§ EXERCISE DESCRIPTION: Below is a listing. Gather each line of it that contains "Class".
╭─ INPUT ROWS
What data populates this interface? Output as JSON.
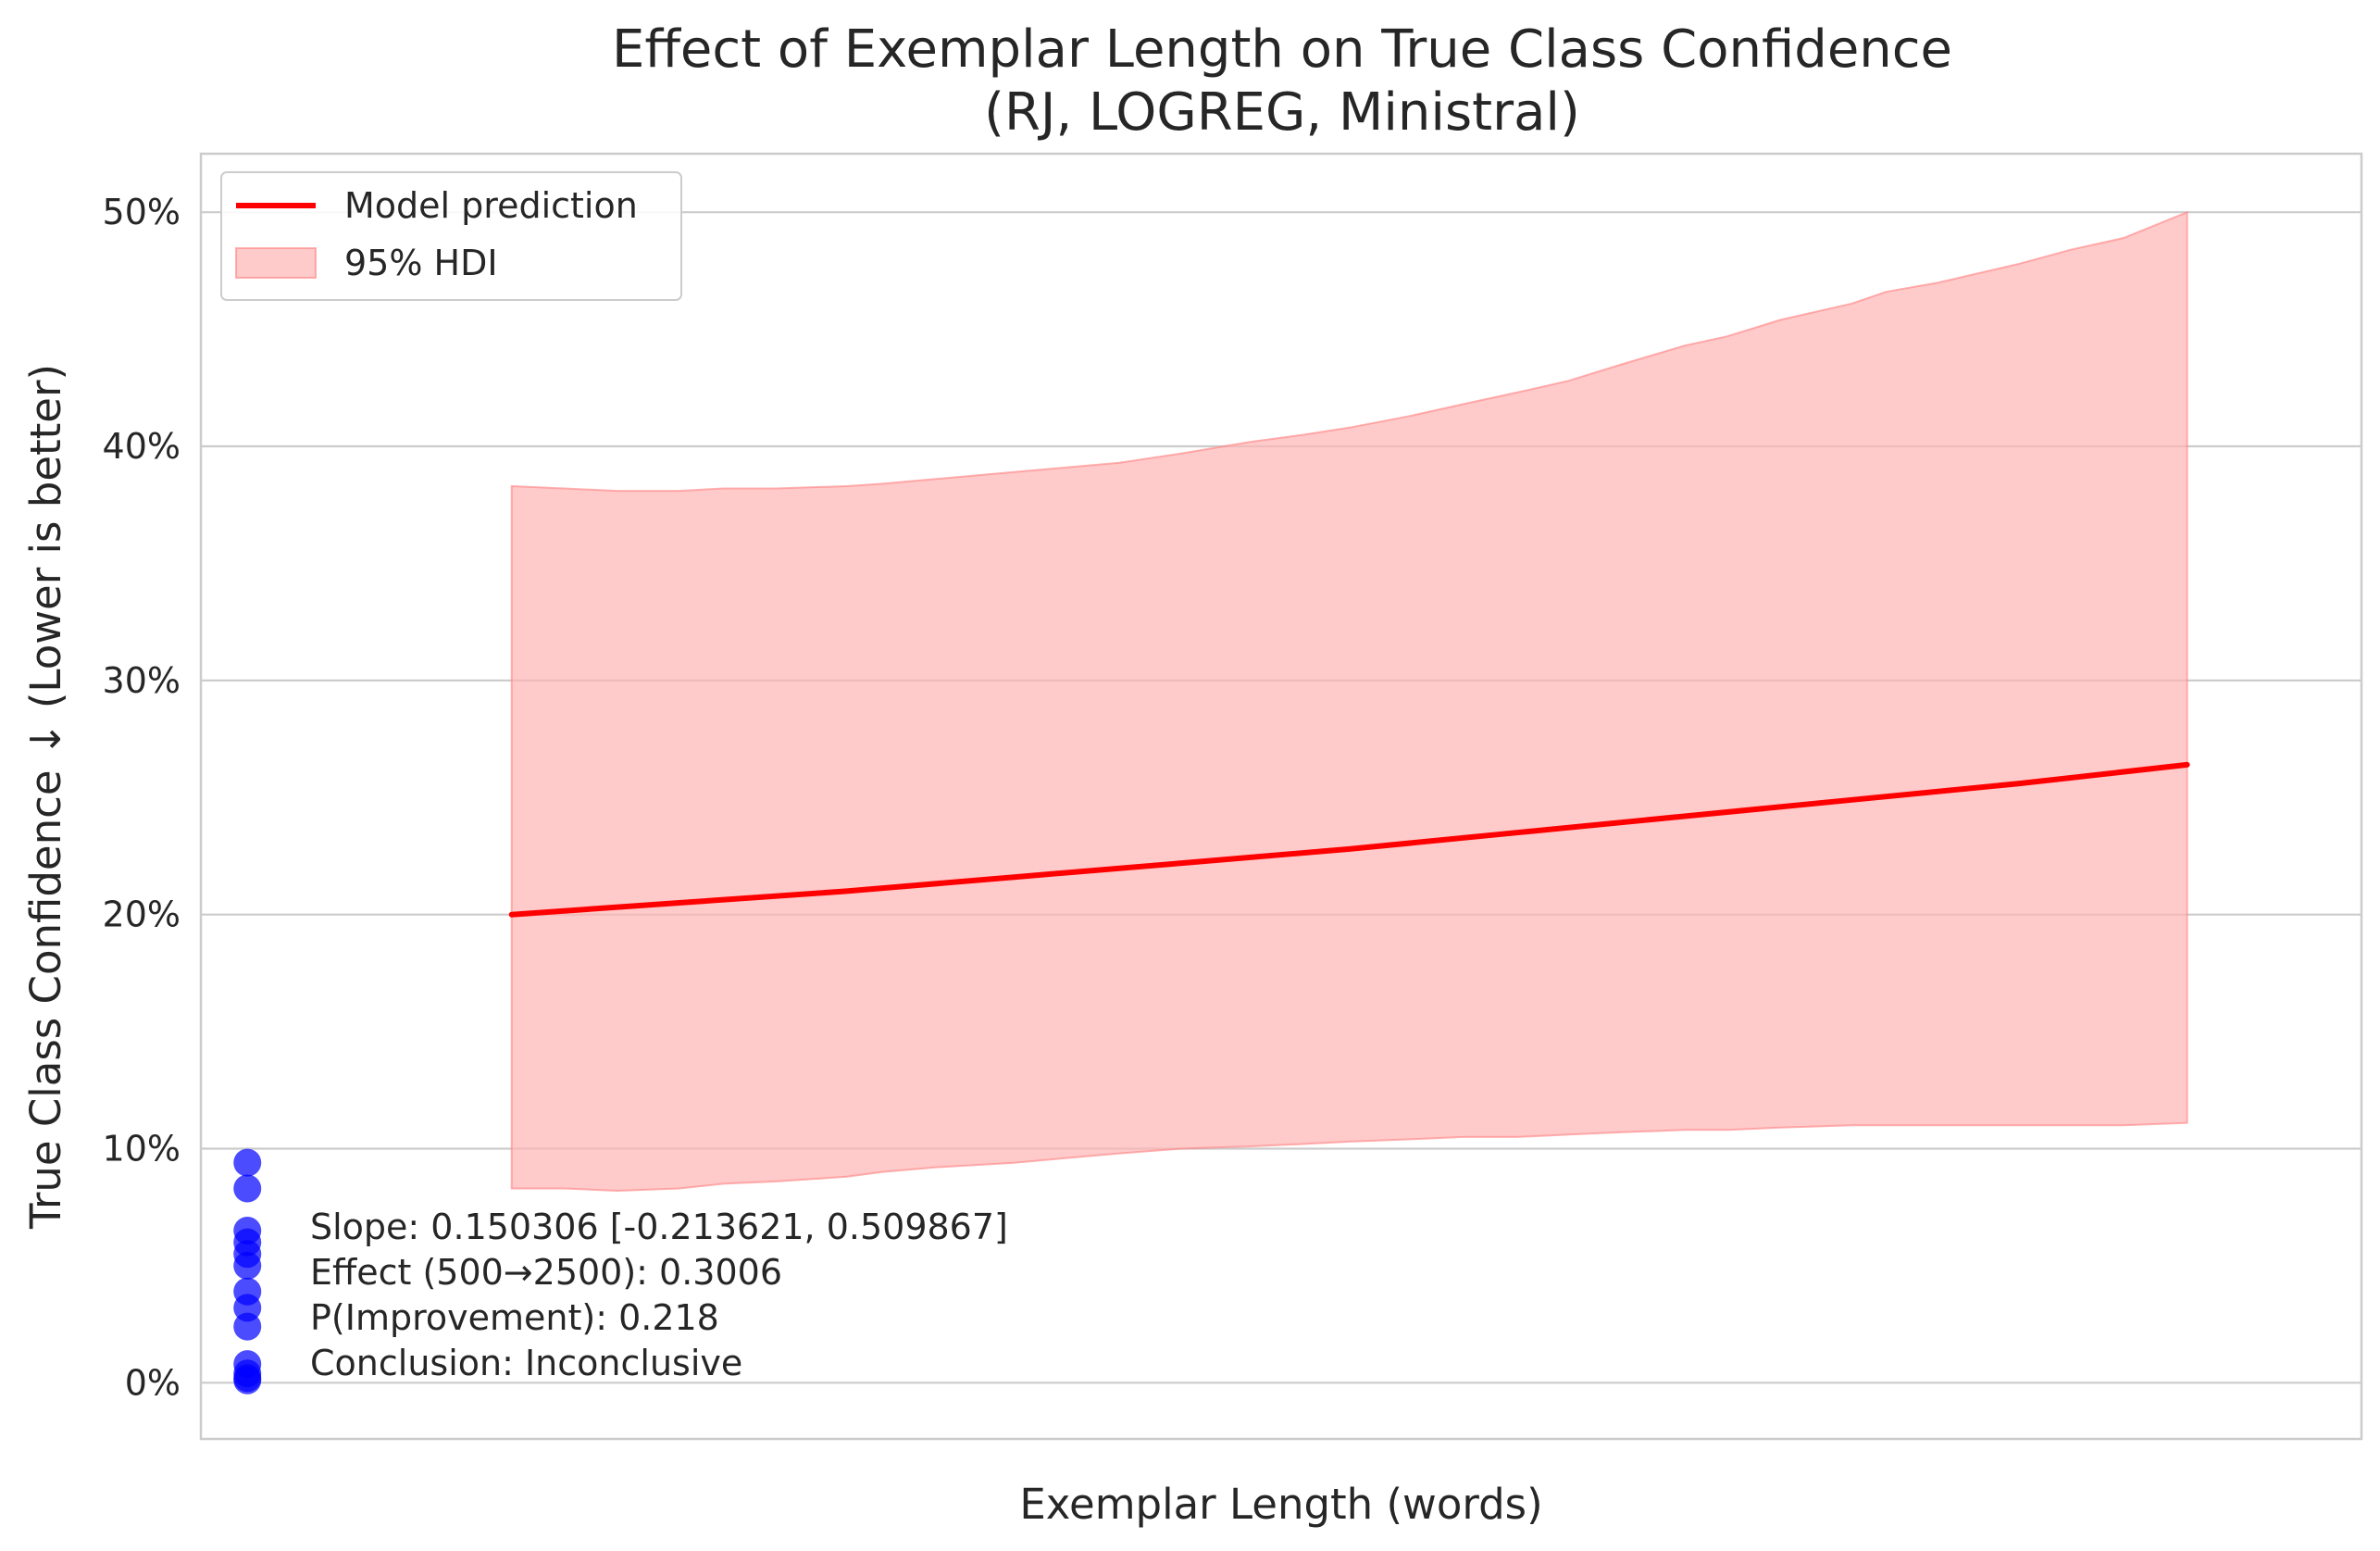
{
  "chart_data": {
    "type": "line",
    "title": "Effect of Exemplar Length on True Class Confidence",
    "subtitle": "(RJ, LOGREG, Ministral)",
    "xlabel": "Exemplar Length (words)",
    "ylabel": "True Class Confidence ↓ (Lower is better)",
    "ylim": [
      -0.024,
      0.525
    ],
    "yticks": [
      0,
      0.1,
      0.2,
      0.3,
      0.4,
      0.5
    ],
    "ytick_labels": [
      "0%",
      "10%",
      "20%",
      "30%",
      "40%",
      "50%"
    ],
    "xlim": [
      -88,
      4000
    ],
    "grid": "horizontal",
    "legend_position": "top-left",
    "legend": {
      "line_label": "Model prediction",
      "band_label": "95% HDI"
    },
    "colors": {
      "line": "#ff0000",
      "band": "#ffb3b3",
      "band_edge": "#ff8080",
      "points": "#0000ff"
    },
    "prediction": {
      "x": [
        500,
        3670
      ],
      "x_samples": [
        500,
        817,
        1134,
        1451,
        1768,
        2085,
        2402,
        2719,
        3036,
        3353,
        3670
      ],
      "y": [
        0.2,
        0.205,
        0.21,
        0.216,
        0.222,
        0.228,
        0.235,
        0.242,
        0.249,
        0.256,
        0.264
      ]
    },
    "hdi": {
      "x": [
        500,
        600,
        700,
        817,
        900,
        1000,
        1134,
        1200,
        1300,
        1451,
        1550,
        1650,
        1768,
        1900,
        2000,
        2085,
        2200,
        2300,
        2402,
        2500,
        2600,
        2719,
        2800,
        2900,
        3036,
        3100,
        3200,
        3353,
        3450,
        3550,
        3670
      ],
      "lower": [
        0.083,
        0.083,
        0.082,
        0.083,
        0.085,
        0.086,
        0.088,
        0.09,
        0.092,
        0.094,
        0.096,
        0.098,
        0.1,
        0.101,
        0.102,
        0.103,
        0.104,
        0.105,
        0.105,
        0.106,
        0.107,
        0.108,
        0.108,
        0.109,
        0.11,
        0.11,
        0.11,
        0.11,
        0.11,
        0.11,
        0.111
      ],
      "upper": [
        0.383,
        0.382,
        0.381,
        0.381,
        0.382,
        0.382,
        0.383,
        0.384,
        0.386,
        0.389,
        0.391,
        0.393,
        0.397,
        0.402,
        0.405,
        0.408,
        0.413,
        0.418,
        0.423,
        0.428,
        0.435,
        0.443,
        0.447,
        0.454,
        0.461,
        0.466,
        0.47,
        0.478,
        0.484,
        0.489,
        0.5
      ]
    },
    "points": {
      "x": [
        0,
        0,
        0,
        0,
        0,
        0,
        0,
        0,
        0,
        0,
        0,
        0,
        0
      ],
      "y": [
        0.094,
        0.083,
        0.065,
        0.06,
        0.055,
        0.05,
        0.039,
        0.032,
        0.024,
        0.008,
        0.004,
        0.002,
        0.001
      ]
    },
    "annotation": {
      "slope": "Slope: 0.150306 [-0.213621, 0.509867]",
      "effect": "Effect (500→2500): 0.3006",
      "p_improvement": "P(Improvement): 0.218",
      "conclusion": "Conclusion: Inconclusive"
    }
  }
}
╰─
§ EXERCISE RESULT:
    "title": "Effect of Exemplar Length on True Class Confidence",
    "ylabel": "True Class Confidence ↓ (Lower is better)",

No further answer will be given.